Task to complete:
In your copy, reproduce the entries exactly as they are, minus the images.

Supplied data:
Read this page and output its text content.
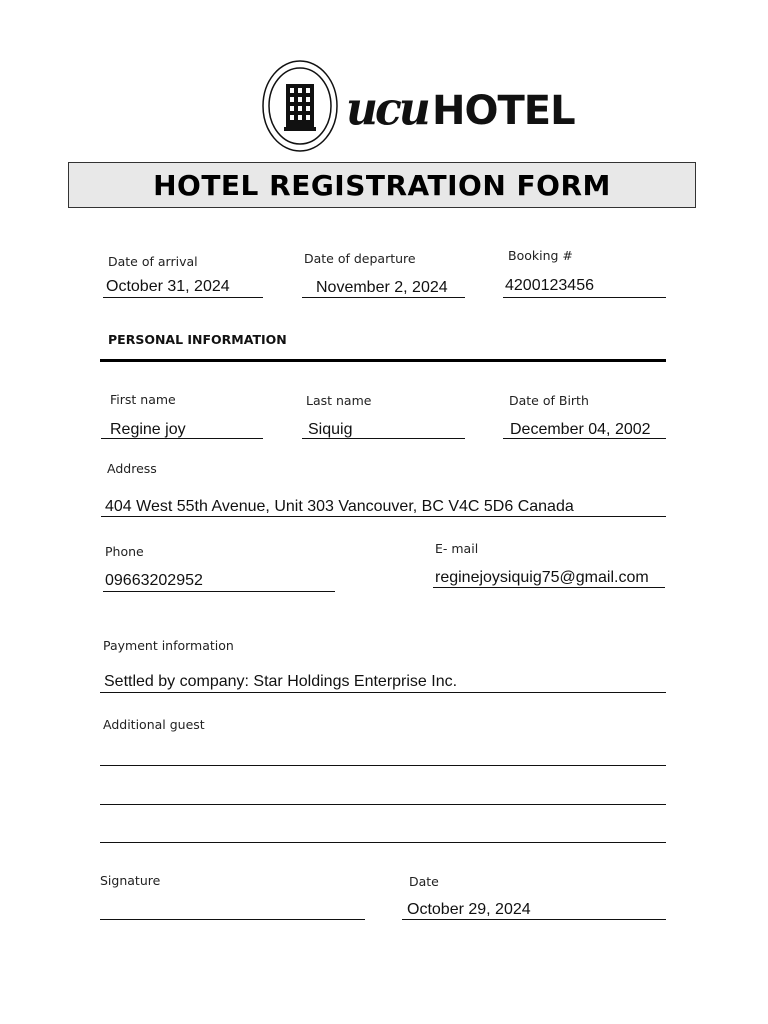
ucu HOTEL
HOTEL REGISTRATION FORM
Date of arrival
October 31, 2024
Date of departure
November 2, 2024
Booking #
4200123456
PERSONAL INFORMATION
First name
Regine joy
Last name
Siquig
Date of Birth
December 04, 2002
Address
404 West 55th Avenue, Unit 303 Vancouver, BC V4C 5D6 Canada
Phone
09663202952
E- mail
reginejoysiquig75@gmail.com
Payment information
Settled by company: Star Holdings Enterprise Inc.
Additional guest
Signature	Date
October 29, 2024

Solution for this problem:
Read this page and output its text content.
ucu HOTEL
HOTEL REGISTRATION FORM
Date of arrival
October 31, 2024
Date of departure
November 2, 2024
Booking #
4200123456
PERSONAL INFORMATION
First name
Regine joy
Last name
Siquig
Date of Birth
December 04, 2002
Address
404 West 55th Avenue, Unit 303 Vancouver, BC V4C 5D6 Canada
Phone
09663202952
E- mail
reginejoysiquig75@gmail.com
Payment information
Settled by company: Star Holdings Enterprise Inc.
Additional guest
Signature	Date
October 29, 2024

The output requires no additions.